# [Request]
Reproduce each of the lines word for word.
---------- Supplied material ----------
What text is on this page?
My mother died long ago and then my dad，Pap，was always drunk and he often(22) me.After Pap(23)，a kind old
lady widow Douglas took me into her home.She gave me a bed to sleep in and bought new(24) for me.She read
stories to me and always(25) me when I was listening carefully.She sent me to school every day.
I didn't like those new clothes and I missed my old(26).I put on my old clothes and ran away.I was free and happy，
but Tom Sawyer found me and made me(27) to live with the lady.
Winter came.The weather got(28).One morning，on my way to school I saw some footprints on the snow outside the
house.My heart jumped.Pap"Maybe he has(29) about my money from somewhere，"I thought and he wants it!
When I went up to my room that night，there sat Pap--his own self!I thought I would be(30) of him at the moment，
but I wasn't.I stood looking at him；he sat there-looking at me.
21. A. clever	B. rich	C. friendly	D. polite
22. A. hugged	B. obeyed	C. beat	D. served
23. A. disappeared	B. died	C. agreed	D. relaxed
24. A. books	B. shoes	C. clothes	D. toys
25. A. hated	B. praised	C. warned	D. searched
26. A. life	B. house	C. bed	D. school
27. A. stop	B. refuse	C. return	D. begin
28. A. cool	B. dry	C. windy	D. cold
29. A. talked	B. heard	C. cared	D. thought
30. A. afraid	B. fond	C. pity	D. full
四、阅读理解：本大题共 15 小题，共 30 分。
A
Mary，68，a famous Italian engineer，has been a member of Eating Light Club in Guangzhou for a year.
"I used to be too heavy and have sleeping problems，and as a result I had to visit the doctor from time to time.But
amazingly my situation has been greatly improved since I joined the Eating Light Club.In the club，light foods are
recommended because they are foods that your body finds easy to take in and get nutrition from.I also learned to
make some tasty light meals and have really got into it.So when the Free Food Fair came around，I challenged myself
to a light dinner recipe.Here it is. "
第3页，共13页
----------
# [Solution for this problem]
What text is on this page?
My mother died long ago and then my dad，Pap，was always drunk and he often(22) me.After Pap(23)，a kind old
lady widow Douglas took me into her home.She gave me a bed to sleep in and bought new(24) for me.She read
stories to me and always(25) me when I was listening carefully.She sent me to school every day.
I didn't like those new clothes and I missed my old(26).I put on my old clothes and ran away.I was free and happy，
but Tom Sawyer found me and made me(27) to live with the lady.
Winter came.The weather got(28).One morning，on my way to school I saw some footprints on the snow outside the
house.My heart jumped.Pap"Maybe he has(29) about my money from somewhere，"I thought and he wants it!
When I went up to my room that night，there sat Pap--his own self!I thought I would be(30) of him at the moment，
but I wasn't.I stood looking at him；he sat there-looking at me.
21. A. clever	B. rich	C. friendly	D. polite
22. A. hugged	B. obeyed	C. beat	D. served
23. A. disappeared	B. died	C. agreed	D. relaxed
24. A. books	B. shoes	C. clothes	D. toys
25. A. hated	B. praised	C. warned	D. searched
26. A. life	B. house	C. bed	D. school
27. A. stop	B. refuse	C. return	D. begin
28. A. cool	B. dry	C. windy	D. cold
29. A. talked	B. heard	C. cared	D. thought
30. A. afraid	B. fond	C. pity	D. full
四、阅读理解：本大题共 15 小题，共 30 分。
A
Mary，68，a famous Italian engineer，has been a member of Eating Light Club in Guangzhou for a year.
"I used to be too heavy and have sleeping problems，and as a result I had to visit the doctor from time to time.But
amazingly my situation has been greatly improved since I joined the Eating Light Club.In the club，light foods are
recommended because they are foods that your body finds easy to take in and get nutrition from.I also learned to
make some tasty light meals and have really got into it.So when the Free Food Fair came around，I challenged myself
to a light dinner recipe.Here it is. "
第3页，共13页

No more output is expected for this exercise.